- **PROMPT**: Please write out the material below exactly as given.

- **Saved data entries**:
* Start *

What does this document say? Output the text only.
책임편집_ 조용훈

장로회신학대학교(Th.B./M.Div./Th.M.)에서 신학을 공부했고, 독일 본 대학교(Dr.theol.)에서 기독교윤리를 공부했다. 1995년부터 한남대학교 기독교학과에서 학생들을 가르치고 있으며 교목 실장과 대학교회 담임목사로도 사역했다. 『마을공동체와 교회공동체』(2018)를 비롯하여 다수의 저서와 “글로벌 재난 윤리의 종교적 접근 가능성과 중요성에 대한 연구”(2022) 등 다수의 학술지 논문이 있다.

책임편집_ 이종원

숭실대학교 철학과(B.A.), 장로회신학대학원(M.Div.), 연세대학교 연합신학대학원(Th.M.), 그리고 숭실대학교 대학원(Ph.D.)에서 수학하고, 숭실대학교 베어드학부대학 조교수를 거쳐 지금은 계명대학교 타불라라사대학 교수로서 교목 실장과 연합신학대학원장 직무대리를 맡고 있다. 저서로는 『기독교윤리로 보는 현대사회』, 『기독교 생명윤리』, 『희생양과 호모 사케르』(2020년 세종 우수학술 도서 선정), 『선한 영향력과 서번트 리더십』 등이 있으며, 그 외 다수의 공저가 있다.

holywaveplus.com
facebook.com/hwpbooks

* End *

- **RESPONSE TO THIS EXERCISE**:
What does this document say? Output the text only.
책임편집_ 조용훈

장로회신학대학교(Th.B./M.Div./Th.M.)에서 신학을 공부했고, 독일 본 대학교(Dr.theol.)에서 기독교윤리를 공부했다. 1995년부터 한남대학교 기독교학과에서 학생들을 가르치고 있으며 교목 실장과 대학교회 담임목사로도 사역했다. 『마을공동체와 교회공동체』(2018)를 비롯하여 다수의 저서와 “글로벌 재난 윤리의 종교적 접근 가능성과 중요성에 대한 연구”(2022) 등 다수의 학술지 논문이 있다.

책임편집_ 이종원

숭실대학교 철학과(B.A.), 장로회신학대학원(M.Div.), 연세대학교 연합신학대학원(Th.M.), 그리고 숭실대학교 대학원(Ph.D.)에서 수학하고, 숭실대학교 베어드학부대학 조교수를 거쳐 지금은 계명대학교 타불라라사대학 교수로서 교목 실장과 연합신학대학원장 직무대리를 맡고 있다. 저서로는 『기독교윤리로 보는 현대사회』, 『기독교 생명윤리』, 『희생양과 호모 사케르』(2020년 세종 우수학술 도서 선정), 『선한 영향력과 서번트 리더십』 등이 있으며, 그 외 다수의 공저가 있다.

holywaveplus.com
facebook.com/hwpbooks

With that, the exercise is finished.